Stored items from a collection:
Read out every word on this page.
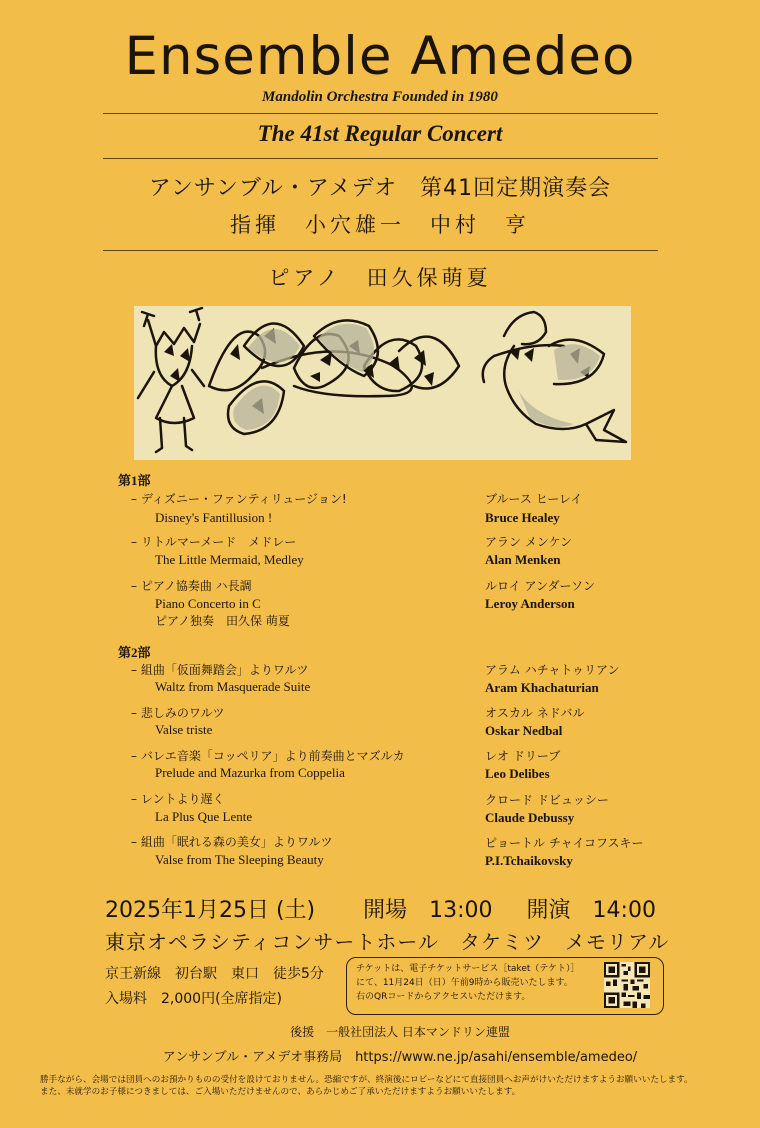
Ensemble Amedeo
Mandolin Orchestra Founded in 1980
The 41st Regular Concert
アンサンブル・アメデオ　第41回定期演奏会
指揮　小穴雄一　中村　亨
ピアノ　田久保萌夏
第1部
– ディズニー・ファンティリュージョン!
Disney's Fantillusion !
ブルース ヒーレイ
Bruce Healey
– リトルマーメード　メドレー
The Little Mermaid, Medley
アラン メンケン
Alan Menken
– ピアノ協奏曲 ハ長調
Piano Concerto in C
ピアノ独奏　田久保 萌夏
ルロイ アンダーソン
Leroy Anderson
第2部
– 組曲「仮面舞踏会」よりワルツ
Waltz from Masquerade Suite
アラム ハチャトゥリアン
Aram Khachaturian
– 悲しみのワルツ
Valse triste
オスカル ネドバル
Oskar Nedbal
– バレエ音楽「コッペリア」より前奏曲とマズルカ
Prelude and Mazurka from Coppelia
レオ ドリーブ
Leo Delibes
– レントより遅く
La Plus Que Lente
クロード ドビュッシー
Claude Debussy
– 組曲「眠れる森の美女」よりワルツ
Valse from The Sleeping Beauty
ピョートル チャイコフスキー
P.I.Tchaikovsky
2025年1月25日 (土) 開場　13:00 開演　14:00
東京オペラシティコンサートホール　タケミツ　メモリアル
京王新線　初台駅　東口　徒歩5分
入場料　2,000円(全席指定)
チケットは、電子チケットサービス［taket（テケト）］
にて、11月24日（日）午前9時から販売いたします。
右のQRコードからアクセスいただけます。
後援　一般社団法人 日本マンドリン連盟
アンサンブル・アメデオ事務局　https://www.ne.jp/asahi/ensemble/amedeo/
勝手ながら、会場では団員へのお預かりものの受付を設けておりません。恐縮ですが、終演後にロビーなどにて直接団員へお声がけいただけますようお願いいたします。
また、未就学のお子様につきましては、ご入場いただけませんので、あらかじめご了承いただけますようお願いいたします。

■ WORK TO COMPLETE:
Repeat all of the data above word for word, minus the pictures.

■ RESPONSE TO THIS EXERCISE:
Read out every word on this page.
Ensemble Amedeo
Mandolin Orchestra Founded in 1980
The 41st Regular Concert
アンサンブル・アメデオ　第41回定期演奏会
指揮　小穴雄一　中村　亨
ピアノ　田久保萌夏
第1部
– ディズニー・ファンティリュージョン!
Disney's Fantillusion !
ブルース ヒーレイ
Bruce Healey
– リトルマーメード　メドレー
The Little Mermaid, Medley
アラン メンケン
Alan Menken
– ピアノ協奏曲 ハ長調
Piano Concerto in C
ピアノ独奏　田久保 萌夏
ルロイ アンダーソン
Leroy Anderson
第2部
– 組曲「仮面舞踏会」よりワルツ
Waltz from Masquerade Suite
アラム ハチャトゥリアン
Aram Khachaturian
– 悲しみのワルツ
Valse triste
オスカル ネドバル
Oskar Nedbal
– バレエ音楽「コッペリア」より前奏曲とマズルカ
Prelude and Mazurka from Coppelia
レオ ドリーブ
Leo Delibes
– レントより遅く
La Plus Que Lente
クロード ドビュッシー
Claude Debussy
– 組曲「眠れる森の美女」よりワルツ
Valse from The Sleeping Beauty
ピョートル チャイコフスキー
P.I.Tchaikovsky
2025年1月25日 (土) 開場　13:00 開演　14:00
東京オペラシティコンサートホール　タケミツ　メモリアル
京王新線　初台駅　東口　徒歩5分
入場料　2,000円(全席指定)
チケットは、電子チケットサービス［taket（テケト）］
にて、11月24日（日）午前9時から販売いたします。
右のQRコードからアクセスいただけます。
後援　一般社団法人 日本マンドリン連盟
アンサンブル・アメデオ事務局　https://www.ne.jp/asahi/ensemble/amedeo/
勝手ながら、会場では団員へのお預かりものの受付を設けておりません。恐縮ですが、終演後にロビーなどにて直接団員へお声がけいただけますようお願いいたします。
また、未就学のお子様につきましては、ご入場いただけませんので、あらかじめご了承いただけますようお願いいたします。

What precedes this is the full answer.